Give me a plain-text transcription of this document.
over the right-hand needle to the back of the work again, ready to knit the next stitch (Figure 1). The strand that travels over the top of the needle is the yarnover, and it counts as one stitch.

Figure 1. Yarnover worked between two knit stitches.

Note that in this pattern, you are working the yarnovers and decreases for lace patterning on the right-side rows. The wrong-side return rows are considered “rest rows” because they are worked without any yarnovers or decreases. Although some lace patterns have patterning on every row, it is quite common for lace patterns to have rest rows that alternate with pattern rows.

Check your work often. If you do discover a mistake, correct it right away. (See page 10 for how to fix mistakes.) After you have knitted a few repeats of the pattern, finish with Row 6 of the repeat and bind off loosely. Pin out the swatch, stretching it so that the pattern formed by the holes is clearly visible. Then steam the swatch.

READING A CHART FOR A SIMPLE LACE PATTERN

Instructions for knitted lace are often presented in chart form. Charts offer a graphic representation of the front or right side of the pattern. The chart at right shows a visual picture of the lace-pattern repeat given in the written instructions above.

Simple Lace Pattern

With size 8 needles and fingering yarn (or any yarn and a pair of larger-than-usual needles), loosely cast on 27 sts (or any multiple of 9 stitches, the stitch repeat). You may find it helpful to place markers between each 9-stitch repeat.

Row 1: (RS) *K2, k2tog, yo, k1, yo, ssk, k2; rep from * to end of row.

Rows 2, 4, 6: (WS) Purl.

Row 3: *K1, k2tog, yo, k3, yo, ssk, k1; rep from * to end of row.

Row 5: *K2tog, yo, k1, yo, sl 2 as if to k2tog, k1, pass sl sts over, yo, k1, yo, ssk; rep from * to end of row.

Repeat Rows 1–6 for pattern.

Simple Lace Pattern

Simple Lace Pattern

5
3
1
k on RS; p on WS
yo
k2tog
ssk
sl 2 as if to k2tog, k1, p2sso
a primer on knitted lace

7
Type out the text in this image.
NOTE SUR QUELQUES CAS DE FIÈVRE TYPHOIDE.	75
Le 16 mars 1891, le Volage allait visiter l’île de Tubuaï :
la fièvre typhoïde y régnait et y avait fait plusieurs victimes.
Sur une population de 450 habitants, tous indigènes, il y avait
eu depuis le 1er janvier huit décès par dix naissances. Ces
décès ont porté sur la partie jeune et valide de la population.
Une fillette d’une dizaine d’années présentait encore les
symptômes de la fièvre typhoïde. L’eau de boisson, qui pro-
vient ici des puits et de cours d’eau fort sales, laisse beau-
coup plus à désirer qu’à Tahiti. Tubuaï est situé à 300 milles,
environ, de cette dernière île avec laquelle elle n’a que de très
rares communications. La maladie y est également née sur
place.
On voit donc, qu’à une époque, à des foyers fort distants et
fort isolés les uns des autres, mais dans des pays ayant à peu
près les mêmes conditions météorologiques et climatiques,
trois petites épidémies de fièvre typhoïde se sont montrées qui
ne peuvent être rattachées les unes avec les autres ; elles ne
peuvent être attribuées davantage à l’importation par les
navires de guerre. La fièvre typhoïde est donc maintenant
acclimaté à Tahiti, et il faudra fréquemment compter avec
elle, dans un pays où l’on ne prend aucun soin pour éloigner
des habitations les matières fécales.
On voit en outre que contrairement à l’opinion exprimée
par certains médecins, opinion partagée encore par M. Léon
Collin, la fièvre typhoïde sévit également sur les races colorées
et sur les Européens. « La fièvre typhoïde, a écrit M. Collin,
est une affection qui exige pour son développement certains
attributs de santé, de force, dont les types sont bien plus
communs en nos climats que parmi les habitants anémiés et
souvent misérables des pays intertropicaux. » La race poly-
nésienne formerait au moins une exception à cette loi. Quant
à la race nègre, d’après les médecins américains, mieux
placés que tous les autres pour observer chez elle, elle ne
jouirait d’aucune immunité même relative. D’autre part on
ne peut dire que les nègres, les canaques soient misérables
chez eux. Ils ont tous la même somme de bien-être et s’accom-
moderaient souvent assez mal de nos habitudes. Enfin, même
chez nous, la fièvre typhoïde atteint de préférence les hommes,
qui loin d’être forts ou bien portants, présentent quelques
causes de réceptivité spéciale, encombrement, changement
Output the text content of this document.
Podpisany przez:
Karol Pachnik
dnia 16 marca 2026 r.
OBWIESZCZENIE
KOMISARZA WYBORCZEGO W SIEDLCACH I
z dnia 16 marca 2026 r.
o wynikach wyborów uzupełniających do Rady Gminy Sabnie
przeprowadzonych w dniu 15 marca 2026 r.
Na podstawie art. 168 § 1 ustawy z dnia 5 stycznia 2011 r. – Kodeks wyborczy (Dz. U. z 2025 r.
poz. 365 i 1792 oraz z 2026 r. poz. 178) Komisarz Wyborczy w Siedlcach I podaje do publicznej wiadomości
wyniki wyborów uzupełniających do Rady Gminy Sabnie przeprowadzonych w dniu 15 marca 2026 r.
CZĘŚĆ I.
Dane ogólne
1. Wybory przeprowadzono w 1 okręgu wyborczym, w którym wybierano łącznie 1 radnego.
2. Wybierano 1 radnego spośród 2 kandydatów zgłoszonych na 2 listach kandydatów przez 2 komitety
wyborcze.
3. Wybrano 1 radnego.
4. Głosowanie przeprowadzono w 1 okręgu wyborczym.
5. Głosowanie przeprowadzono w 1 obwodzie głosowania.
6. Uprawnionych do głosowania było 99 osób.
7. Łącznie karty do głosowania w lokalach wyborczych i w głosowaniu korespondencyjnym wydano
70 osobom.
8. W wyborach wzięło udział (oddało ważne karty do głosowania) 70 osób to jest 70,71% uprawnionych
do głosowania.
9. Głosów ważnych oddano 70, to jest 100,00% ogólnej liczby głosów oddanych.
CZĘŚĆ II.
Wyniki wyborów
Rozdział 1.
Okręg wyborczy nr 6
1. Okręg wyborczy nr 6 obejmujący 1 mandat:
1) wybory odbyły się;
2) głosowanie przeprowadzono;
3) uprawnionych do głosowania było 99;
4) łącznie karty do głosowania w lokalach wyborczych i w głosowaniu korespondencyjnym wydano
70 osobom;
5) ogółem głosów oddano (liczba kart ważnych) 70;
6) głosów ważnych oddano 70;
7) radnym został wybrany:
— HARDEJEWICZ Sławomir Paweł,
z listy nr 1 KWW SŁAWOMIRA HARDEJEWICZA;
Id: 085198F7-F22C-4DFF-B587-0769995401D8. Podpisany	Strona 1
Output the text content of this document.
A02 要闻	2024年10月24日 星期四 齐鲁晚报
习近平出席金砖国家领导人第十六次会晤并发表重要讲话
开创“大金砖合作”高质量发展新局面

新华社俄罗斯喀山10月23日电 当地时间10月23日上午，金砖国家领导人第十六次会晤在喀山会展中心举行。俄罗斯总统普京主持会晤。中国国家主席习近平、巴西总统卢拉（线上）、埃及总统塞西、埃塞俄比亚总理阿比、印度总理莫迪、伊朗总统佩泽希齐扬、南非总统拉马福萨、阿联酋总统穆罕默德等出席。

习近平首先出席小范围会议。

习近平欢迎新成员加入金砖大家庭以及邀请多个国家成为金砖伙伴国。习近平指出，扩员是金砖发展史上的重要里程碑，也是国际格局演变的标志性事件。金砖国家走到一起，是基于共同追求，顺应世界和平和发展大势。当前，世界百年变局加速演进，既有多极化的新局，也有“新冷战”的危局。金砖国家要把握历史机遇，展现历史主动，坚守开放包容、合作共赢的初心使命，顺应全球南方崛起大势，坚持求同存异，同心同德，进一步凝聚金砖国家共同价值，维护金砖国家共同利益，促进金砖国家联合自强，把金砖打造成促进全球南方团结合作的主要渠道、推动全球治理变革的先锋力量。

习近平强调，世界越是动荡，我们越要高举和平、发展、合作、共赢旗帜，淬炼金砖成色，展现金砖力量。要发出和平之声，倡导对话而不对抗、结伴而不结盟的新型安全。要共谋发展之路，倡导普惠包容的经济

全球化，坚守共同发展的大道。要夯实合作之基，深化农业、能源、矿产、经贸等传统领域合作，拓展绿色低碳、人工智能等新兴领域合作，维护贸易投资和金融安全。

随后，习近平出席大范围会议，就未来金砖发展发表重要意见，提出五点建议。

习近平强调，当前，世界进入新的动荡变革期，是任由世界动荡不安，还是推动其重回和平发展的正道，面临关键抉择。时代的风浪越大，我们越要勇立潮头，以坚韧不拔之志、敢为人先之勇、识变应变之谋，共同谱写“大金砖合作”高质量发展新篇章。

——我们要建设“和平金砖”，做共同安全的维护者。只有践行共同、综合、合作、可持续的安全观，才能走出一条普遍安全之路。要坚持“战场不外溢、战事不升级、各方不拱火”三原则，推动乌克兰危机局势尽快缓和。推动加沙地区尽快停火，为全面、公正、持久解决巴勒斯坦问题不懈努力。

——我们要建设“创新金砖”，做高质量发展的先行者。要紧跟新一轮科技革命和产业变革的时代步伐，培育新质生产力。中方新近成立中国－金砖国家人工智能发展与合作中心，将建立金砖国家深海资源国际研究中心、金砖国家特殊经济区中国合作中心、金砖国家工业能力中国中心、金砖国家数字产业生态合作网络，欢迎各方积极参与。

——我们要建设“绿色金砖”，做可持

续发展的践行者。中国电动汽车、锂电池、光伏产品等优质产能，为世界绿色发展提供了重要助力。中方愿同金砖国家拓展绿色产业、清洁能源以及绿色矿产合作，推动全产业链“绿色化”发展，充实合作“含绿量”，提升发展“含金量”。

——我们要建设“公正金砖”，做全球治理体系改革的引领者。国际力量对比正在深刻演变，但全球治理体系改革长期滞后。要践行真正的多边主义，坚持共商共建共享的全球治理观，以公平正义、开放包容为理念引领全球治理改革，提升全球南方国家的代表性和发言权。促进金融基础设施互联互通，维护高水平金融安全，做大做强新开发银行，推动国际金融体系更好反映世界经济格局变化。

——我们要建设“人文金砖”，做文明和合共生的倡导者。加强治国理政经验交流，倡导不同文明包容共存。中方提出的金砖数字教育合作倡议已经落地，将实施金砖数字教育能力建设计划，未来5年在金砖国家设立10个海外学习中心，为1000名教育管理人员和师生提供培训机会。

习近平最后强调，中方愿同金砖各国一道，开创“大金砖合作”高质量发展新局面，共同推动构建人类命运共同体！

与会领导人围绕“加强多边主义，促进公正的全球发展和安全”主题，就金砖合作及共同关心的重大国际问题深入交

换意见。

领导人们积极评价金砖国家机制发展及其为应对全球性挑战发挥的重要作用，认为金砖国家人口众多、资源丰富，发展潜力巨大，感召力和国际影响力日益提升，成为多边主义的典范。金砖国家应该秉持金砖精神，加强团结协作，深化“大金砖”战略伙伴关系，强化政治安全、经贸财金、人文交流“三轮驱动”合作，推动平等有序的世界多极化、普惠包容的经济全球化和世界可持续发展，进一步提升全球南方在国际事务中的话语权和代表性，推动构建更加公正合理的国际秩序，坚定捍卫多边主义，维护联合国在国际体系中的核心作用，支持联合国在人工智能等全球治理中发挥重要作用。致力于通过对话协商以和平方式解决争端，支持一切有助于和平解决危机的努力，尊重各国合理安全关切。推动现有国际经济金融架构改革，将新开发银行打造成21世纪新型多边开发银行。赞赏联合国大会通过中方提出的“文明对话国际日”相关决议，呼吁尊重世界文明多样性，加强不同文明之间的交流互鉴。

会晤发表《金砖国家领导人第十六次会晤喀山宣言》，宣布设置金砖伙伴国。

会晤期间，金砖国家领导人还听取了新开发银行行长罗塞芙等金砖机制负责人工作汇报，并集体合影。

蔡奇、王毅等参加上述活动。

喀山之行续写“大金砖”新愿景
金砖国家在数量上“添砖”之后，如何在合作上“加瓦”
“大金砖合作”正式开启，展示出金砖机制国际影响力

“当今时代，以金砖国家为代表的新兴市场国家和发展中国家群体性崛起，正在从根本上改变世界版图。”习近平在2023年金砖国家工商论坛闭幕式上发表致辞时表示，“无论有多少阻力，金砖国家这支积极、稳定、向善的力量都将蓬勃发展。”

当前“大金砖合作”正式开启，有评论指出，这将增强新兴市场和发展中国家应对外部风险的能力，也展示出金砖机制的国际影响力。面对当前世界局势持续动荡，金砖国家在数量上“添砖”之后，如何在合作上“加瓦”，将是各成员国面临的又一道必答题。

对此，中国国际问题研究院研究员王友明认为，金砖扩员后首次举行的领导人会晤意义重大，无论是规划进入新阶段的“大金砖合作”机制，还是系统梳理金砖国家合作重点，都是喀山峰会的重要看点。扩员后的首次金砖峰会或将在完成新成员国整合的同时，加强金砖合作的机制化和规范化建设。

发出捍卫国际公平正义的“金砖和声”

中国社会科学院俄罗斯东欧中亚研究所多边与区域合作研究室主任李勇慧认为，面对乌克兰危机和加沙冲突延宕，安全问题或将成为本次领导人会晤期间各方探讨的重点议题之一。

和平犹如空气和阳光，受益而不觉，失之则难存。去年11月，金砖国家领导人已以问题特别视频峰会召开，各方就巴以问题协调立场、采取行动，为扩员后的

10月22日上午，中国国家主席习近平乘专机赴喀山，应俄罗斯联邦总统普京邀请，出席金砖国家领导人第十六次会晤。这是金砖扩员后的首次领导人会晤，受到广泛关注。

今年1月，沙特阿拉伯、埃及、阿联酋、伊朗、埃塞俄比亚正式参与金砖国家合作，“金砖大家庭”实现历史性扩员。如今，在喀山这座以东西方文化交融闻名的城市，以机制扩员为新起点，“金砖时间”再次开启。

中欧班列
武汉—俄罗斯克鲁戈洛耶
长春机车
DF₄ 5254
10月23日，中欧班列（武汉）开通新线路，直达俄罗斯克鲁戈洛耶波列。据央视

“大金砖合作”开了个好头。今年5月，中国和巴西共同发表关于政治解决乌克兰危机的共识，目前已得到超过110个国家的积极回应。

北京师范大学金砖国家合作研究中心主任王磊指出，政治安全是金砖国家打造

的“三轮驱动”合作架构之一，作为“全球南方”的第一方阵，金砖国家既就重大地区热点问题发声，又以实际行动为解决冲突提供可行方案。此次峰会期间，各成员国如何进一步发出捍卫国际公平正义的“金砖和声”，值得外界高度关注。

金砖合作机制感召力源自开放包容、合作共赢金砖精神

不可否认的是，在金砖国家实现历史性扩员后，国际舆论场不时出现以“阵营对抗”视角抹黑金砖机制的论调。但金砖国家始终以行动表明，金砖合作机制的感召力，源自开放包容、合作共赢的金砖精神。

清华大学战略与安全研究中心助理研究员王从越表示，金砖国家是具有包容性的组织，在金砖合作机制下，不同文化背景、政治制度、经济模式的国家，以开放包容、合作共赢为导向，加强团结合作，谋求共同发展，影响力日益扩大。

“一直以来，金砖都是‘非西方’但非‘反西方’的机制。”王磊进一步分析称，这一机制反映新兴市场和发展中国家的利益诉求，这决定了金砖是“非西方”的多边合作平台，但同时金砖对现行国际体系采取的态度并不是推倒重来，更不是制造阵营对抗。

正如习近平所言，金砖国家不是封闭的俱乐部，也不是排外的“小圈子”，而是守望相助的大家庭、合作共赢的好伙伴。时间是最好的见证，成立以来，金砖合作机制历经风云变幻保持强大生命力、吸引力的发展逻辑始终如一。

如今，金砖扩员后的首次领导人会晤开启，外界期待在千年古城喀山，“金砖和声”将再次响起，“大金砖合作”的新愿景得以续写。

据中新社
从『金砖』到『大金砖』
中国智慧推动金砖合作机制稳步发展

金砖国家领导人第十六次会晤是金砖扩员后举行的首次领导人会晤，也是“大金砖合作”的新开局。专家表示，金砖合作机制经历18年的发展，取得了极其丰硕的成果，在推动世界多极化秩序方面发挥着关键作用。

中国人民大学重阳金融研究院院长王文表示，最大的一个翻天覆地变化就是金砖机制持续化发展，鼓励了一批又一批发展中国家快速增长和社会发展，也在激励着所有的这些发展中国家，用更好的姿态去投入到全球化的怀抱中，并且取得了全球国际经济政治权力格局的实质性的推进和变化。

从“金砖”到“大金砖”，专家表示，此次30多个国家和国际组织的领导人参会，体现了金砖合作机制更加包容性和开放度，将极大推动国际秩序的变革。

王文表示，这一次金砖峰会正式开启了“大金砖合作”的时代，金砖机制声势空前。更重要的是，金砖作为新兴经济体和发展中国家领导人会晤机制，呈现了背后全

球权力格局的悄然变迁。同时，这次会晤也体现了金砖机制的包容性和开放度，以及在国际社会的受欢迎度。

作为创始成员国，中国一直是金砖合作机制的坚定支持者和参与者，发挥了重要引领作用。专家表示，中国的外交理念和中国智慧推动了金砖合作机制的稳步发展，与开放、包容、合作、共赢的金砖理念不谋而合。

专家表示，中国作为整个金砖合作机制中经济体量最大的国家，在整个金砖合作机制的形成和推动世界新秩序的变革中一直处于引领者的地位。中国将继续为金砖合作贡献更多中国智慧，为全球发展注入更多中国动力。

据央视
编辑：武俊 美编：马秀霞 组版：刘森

□ □ □ □ □ □ □

- _AIM OF THE TASK_
The answer is one number: how many lines of the material above contain "donc".

- _EXERCISE RESPONSE_
2